▶ _Consigne de l'exercice_
Reprenez le texte sur le classement boursier des équipementiers de téléphonie mobile à la suite de sa dernière phrase et poursuivez-le.

Le palmarès des équipementiers de téléphonie mobile
FOCUS - Petit état des lieux du marché de la téléphonie mobile à travers le classement des capitalisations boursières des équipementiers.
Avec le lancement de son iPhone en juin 2007, le téléphone multifonctions par excellence (baladeur numérique, navigateur internet…), Apple se classe en tête des capitalisations boursières pour la téléphonie mobile. Il faut dire que l’iPhone ne constitue qu’une petite partie du chiffre d’affaires du groupe, à coté des ordinateurs Mac et de la gamme des ipod. Le groupe profite de sa surmédiatisation et totalise 73,4 milliards de dollars. En seconde position, on retrouve Nokia qui reste une valeur sûre et le premier fabricant mondial. Le groupe finlandais capitalise 49,3 milliards en bourse. Non loin derrière, arrive Samsung avec ses 47,84 milliards de dollars. L’entreprise, fleuron de l’économie coréenne, est présente dans d’autres secteurs.
Dans le deuxième wagon du classement, à une vingtaine de milliards du trio de tête, on retrouve Research In Motion (Blackberry), le spécialiste du «smartphone». Le canadien représente 25,5 milliards de dollars en valeur boursière. Derrière lui, Sony et Ericsson sont au coude à coude. Ils capitalisent respectivement 20,2 et 18,5 milliards de dollars. Mais les deux entreprises sont là aussi présentes dans de nombreux autres secteurs, tel que les consoles de jeux pour Sony ou encore les infrastructures de télécommunications pour Ericsson.

▶ _Items fournis_
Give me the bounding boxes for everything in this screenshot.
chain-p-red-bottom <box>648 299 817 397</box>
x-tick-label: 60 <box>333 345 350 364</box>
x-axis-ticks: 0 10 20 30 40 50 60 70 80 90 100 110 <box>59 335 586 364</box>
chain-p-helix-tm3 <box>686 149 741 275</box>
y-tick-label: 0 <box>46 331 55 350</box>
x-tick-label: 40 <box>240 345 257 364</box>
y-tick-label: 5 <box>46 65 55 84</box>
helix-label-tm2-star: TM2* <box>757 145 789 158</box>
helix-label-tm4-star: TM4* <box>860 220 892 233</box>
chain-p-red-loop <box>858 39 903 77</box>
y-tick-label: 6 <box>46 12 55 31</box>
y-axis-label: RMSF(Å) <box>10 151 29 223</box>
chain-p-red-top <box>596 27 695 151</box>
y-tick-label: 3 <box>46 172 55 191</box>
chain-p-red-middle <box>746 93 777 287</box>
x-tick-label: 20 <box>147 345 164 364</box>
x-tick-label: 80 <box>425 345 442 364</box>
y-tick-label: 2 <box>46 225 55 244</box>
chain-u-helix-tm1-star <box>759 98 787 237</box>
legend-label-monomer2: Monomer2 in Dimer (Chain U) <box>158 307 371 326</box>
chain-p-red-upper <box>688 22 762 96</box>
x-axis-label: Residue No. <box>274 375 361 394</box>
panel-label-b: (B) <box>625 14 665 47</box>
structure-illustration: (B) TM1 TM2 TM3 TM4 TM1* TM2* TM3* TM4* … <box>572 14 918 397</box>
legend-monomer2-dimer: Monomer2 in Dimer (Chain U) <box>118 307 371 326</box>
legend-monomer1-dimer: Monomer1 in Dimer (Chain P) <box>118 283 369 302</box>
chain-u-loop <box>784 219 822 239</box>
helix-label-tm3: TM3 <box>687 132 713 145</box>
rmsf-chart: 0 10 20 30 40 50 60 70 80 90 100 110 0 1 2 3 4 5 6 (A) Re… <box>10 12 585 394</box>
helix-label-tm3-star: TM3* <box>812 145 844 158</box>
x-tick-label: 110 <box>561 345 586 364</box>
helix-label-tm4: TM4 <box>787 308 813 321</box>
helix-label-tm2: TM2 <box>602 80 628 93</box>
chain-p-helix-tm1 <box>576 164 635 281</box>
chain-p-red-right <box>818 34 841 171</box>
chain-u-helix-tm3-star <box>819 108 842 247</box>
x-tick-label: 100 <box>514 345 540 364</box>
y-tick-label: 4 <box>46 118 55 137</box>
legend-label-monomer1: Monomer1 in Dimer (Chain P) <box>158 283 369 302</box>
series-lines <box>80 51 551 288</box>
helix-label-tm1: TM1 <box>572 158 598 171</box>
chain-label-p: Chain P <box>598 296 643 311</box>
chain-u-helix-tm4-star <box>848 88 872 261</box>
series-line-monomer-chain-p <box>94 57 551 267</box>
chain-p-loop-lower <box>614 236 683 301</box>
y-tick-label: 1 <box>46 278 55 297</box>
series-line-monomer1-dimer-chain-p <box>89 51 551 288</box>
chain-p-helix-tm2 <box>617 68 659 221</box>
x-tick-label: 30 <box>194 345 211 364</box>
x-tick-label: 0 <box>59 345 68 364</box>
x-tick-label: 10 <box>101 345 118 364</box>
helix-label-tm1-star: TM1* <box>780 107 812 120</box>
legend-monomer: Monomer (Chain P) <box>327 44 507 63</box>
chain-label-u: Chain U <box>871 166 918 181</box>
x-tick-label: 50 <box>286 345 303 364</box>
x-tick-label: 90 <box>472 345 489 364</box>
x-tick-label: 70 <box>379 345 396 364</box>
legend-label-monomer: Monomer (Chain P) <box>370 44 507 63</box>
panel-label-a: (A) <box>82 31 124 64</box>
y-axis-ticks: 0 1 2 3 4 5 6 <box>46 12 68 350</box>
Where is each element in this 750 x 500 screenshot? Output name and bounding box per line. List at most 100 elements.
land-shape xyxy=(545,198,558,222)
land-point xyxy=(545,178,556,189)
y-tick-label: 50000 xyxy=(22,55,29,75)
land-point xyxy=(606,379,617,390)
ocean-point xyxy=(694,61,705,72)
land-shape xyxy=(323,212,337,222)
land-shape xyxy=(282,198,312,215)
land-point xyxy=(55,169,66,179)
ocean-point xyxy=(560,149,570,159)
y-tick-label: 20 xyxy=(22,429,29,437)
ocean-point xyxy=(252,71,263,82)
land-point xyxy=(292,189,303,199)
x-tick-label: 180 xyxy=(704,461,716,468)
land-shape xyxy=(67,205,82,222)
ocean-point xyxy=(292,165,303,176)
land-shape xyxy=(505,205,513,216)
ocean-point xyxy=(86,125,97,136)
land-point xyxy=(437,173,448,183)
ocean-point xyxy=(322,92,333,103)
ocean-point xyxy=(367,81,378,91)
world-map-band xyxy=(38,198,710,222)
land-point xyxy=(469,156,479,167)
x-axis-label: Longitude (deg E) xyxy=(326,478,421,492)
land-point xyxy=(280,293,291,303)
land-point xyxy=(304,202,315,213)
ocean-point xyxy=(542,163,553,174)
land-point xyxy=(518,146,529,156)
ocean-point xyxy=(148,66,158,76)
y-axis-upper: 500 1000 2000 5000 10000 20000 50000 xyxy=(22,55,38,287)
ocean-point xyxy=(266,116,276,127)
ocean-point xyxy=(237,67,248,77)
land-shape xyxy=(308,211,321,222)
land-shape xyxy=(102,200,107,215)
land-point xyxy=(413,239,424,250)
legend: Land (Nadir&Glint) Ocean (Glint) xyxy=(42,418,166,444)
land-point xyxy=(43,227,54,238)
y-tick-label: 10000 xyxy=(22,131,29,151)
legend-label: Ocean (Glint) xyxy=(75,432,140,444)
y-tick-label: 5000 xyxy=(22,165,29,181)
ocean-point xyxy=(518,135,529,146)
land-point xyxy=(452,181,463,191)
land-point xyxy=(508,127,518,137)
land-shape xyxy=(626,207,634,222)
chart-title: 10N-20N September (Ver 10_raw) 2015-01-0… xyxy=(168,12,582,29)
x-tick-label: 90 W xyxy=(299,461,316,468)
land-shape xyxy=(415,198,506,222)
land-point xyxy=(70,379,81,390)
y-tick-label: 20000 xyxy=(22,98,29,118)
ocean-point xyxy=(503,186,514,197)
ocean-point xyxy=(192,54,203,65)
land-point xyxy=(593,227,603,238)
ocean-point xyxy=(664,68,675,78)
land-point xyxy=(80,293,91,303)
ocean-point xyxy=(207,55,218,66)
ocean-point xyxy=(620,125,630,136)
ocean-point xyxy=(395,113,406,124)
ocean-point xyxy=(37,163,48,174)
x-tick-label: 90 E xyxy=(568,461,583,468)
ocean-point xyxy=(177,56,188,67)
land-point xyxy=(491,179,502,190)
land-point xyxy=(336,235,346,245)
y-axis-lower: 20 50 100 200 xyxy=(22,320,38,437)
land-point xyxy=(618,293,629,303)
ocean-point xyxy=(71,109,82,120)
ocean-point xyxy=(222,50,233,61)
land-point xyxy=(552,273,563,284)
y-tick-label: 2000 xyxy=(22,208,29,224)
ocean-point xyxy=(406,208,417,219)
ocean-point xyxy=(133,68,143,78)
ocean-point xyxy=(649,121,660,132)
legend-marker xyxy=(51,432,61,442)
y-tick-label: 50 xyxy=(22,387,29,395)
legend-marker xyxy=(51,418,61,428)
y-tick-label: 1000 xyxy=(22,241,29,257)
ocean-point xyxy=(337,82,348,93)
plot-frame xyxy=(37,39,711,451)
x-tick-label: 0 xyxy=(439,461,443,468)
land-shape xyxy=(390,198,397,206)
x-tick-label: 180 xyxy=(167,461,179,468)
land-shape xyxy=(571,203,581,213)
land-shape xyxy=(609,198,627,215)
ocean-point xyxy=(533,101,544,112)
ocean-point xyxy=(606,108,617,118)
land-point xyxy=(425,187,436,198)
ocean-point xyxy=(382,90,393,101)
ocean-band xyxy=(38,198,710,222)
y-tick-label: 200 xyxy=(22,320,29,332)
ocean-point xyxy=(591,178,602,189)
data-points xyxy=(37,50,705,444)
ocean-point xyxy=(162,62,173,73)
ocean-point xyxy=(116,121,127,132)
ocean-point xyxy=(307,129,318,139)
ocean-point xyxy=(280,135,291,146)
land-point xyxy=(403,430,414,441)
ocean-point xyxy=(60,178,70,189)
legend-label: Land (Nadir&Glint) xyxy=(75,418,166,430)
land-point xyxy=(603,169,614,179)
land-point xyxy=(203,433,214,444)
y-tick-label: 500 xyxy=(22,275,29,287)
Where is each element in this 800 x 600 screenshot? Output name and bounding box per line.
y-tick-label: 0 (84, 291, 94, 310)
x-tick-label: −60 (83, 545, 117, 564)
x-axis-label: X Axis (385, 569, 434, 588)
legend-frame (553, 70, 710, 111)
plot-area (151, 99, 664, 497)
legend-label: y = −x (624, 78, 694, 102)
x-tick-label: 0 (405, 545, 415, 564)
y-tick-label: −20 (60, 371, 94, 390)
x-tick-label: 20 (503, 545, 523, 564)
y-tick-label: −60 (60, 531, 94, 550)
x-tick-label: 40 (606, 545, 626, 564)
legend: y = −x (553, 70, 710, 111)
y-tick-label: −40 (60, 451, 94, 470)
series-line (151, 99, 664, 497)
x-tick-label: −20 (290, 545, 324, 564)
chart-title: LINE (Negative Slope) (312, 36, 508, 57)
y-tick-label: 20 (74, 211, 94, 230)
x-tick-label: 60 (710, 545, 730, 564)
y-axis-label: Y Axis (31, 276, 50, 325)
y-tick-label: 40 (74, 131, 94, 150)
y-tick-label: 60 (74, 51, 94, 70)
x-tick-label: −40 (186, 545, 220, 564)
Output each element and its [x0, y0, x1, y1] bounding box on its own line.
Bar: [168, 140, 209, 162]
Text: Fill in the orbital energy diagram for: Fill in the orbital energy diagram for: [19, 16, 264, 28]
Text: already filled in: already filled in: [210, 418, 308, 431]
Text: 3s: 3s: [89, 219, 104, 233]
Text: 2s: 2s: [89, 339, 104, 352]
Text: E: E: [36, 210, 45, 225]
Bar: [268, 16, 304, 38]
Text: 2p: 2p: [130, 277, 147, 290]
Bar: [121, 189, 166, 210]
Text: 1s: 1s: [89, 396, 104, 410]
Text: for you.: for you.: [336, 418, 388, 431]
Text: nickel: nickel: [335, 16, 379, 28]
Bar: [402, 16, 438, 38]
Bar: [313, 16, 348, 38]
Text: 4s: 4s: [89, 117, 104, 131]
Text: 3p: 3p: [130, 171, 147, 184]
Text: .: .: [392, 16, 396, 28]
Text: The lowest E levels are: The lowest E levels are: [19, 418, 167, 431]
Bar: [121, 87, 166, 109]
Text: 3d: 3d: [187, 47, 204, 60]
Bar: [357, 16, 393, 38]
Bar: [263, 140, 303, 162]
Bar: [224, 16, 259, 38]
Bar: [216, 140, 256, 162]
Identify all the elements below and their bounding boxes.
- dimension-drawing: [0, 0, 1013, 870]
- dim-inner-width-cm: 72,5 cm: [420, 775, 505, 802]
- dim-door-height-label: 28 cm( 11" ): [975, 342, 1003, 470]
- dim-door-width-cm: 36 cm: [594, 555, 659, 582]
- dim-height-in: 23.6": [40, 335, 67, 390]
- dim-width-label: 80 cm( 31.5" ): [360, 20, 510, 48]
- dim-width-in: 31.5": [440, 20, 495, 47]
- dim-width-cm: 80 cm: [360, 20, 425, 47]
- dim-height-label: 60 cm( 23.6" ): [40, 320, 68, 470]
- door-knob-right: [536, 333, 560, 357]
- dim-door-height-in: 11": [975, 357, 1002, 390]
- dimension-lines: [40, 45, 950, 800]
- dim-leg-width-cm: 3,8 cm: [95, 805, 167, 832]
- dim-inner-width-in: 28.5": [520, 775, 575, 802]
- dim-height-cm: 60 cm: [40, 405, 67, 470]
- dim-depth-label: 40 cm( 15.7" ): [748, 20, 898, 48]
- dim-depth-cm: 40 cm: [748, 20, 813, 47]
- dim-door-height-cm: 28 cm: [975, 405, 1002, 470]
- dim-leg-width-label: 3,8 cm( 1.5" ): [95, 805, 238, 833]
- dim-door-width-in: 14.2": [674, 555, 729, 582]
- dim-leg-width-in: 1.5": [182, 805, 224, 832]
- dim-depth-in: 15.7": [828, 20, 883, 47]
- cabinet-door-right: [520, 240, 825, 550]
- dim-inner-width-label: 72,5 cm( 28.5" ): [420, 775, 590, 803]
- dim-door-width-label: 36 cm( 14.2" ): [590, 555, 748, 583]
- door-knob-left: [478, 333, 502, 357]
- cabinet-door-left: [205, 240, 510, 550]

▶ _Réponse rédigée_
La voiture-balai est largement distancée par les précédents groupes de téléphonie. Motorola en septième place représente en valeur boursière 7,43 milliards de dollars. Le pionnier de l’industrie, premier à commercialiser un téléphone mobile en 1984 s’est largement fait dépasser par ses concurrents. HTC arrive lui en huitième avec ses 6,79 milliards suivi de NEC qui concentre 5,54 milliards. En queue de peloton, Sagem, LG Corp. et Alcatel-Lucent pèsent à peu près le même poids en termes de capitalisation boursière entre 4,6 et 4,3 milliards.